◆ **YOUR GOAL**:
Find the line containing "Extract all readable text from this page." in the material below; copy that line and all following lines exactly.

◆ **DATA TO PROCESS**:

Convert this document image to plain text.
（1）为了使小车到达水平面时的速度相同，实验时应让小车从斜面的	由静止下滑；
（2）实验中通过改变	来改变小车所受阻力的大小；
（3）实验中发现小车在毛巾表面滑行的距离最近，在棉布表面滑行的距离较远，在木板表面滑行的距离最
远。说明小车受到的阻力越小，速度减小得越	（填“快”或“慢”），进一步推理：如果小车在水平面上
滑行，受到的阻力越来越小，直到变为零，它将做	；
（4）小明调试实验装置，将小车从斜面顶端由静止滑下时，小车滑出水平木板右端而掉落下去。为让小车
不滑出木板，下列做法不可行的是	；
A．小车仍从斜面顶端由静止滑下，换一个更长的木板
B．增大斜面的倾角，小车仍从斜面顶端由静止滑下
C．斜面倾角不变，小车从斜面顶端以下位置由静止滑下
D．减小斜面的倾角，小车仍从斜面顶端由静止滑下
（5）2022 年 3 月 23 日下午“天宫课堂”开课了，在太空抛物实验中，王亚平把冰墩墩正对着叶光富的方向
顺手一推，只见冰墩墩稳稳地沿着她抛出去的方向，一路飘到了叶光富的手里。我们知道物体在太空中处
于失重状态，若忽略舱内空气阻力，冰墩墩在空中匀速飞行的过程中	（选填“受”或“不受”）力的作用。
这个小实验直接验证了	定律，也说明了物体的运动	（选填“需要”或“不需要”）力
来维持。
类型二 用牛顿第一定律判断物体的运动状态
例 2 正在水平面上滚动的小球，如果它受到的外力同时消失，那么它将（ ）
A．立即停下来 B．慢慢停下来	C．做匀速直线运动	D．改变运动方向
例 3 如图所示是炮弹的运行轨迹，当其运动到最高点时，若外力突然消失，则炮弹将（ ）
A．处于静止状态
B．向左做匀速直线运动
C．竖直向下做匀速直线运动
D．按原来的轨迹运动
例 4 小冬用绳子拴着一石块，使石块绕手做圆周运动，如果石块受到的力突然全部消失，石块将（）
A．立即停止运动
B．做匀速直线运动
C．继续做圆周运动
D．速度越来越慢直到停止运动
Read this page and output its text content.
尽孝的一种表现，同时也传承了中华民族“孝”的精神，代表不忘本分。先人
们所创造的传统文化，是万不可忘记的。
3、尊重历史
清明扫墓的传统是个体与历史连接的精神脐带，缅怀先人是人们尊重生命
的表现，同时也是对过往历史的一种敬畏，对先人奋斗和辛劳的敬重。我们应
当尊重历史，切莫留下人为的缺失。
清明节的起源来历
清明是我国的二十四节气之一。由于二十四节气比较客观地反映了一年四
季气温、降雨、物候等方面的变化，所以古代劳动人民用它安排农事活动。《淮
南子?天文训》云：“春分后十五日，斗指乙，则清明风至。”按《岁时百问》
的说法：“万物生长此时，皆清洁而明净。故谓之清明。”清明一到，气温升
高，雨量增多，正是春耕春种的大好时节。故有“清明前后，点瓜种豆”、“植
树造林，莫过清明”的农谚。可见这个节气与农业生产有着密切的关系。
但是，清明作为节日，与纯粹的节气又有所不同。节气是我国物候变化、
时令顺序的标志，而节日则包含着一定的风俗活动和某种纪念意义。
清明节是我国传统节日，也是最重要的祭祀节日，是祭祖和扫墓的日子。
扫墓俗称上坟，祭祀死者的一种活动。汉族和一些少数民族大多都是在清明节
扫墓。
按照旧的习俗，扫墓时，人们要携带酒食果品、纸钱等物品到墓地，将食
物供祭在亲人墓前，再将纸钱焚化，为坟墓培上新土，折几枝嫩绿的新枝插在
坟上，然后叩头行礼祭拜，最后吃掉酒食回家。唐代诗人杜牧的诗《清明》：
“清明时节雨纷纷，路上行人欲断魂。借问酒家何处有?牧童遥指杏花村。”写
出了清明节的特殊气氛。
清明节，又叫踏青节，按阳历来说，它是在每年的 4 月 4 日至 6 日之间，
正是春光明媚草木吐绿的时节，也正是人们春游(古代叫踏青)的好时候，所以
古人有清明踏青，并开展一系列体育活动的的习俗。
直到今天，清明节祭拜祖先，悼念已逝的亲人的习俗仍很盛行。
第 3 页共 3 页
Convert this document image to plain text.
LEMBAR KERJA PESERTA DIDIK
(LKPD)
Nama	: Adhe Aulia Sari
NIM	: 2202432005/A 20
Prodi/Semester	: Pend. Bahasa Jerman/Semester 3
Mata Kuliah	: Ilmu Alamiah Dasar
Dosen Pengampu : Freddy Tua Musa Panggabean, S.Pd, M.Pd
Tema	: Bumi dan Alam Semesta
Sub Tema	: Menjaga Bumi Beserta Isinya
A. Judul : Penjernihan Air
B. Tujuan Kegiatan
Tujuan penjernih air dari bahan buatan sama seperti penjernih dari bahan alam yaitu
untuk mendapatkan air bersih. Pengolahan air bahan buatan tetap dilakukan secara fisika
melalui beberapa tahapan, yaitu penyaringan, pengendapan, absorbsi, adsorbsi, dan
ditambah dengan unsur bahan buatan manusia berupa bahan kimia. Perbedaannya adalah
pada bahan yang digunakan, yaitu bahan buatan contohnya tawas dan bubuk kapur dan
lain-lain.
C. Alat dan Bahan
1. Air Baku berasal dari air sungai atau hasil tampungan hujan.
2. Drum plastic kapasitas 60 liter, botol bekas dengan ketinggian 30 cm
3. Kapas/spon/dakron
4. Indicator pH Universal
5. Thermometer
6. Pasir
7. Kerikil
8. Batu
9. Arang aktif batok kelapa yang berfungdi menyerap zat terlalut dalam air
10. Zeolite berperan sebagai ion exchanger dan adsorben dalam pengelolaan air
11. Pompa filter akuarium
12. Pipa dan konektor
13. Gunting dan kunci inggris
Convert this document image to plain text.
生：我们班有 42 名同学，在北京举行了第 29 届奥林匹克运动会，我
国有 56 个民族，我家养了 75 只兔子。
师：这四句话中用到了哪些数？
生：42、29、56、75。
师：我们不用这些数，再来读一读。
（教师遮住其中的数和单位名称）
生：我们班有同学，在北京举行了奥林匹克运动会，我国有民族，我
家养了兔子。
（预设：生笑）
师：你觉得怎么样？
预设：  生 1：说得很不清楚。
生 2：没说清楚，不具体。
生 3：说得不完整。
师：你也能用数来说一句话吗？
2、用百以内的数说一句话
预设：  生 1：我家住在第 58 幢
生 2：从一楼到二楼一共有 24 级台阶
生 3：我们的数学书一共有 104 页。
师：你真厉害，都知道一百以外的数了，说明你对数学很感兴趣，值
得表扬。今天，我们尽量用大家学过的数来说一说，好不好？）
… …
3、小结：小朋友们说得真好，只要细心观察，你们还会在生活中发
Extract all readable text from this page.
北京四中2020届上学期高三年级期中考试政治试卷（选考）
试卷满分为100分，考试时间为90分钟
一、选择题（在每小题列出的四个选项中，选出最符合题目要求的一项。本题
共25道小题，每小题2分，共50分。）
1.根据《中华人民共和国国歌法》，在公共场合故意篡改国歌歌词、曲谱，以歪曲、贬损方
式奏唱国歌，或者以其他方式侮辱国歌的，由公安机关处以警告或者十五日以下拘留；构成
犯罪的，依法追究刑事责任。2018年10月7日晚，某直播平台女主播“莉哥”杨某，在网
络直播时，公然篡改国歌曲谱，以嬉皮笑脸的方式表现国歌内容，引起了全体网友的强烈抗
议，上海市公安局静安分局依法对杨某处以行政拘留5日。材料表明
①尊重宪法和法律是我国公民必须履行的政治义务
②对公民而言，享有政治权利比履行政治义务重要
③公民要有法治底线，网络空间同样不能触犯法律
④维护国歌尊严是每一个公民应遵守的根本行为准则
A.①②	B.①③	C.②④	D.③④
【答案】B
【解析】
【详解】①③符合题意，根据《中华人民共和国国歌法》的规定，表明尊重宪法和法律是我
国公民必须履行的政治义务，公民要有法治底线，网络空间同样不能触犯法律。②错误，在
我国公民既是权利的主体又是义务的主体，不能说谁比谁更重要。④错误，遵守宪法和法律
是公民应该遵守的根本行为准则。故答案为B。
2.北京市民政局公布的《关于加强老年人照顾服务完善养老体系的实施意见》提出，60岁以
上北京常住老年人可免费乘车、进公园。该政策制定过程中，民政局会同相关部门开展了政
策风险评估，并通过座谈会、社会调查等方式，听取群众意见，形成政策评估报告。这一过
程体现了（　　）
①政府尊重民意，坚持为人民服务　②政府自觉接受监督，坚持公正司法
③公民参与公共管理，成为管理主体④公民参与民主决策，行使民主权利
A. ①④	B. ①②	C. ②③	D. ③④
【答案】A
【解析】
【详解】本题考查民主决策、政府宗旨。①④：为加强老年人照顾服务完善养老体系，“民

◆ **THE RESULT**:
Extract all readable text from this page.
北京四中2020届上学期高三年级期中考试政治试卷（选考）
试卷满分为100分，考试时间为90分钟
一、选择题（在每小题列出的四个选项中，选出最符合题目要求的一项。本题
共25道小题，每小题2分，共50分。）
1.根据《中华人民共和国国歌法》，在公共场合故意篡改国歌歌词、曲谱，以歪曲、贬损方
式奏唱国歌，或者以其他方式侮辱国歌的，由公安机关处以警告或者十五日以下拘留；构成
犯罪的，依法追究刑事责任。2018年10月7日晚，某直播平台女主播“莉哥”杨某，在网
络直播时，公然篡改国歌曲谱，以嬉皮笑脸的方式表现国歌内容，引起了全体网友的强烈抗
议，上海市公安局静安分局依法对杨某处以行政拘留5日。材料表明
①尊重宪法和法律是我国公民必须履行的政治义务
②对公民而言，享有政治权利比履行政治义务重要
③公民要有法治底线，网络空间同样不能触犯法律
④维护国歌尊严是每一个公民应遵守的根本行为准则
A.①②	B.①③	C.②④	D.③④
【答案】B
【解析】
【详解】①③符合题意，根据《中华人民共和国国歌法》的规定，表明尊重宪法和法律是我
国公民必须履行的政治义务，公民要有法治底线，网络空间同样不能触犯法律。②错误，在
我国公民既是权利的主体又是义务的主体，不能说谁比谁更重要。④错误，遵守宪法和法律
是公民应该遵守的根本行为准则。故答案为B。
2.北京市民政局公布的《关于加强老年人照顾服务完善养老体系的实施意见》提出，60岁以
上北京常住老年人可免费乘车、进公园。该政策制定过程中，民政局会同相关部门开展了政
策风险评估，并通过座谈会、社会调查等方式，听取群众意见，形成政策评估报告。这一过
程体现了（　　）
①政府尊重民意，坚持为人民服务　②政府自觉接受监督，坚持公正司法
③公民参与公共管理，成为管理主体④公民参与民主决策，行使民主权利
A. ①④	B. ①②	C. ②③	D. ③④
【答案】A
【解析】
【详解】本题考查民主决策、政府宗旨。①④：为加强老年人照顾服务完善养老体系，“民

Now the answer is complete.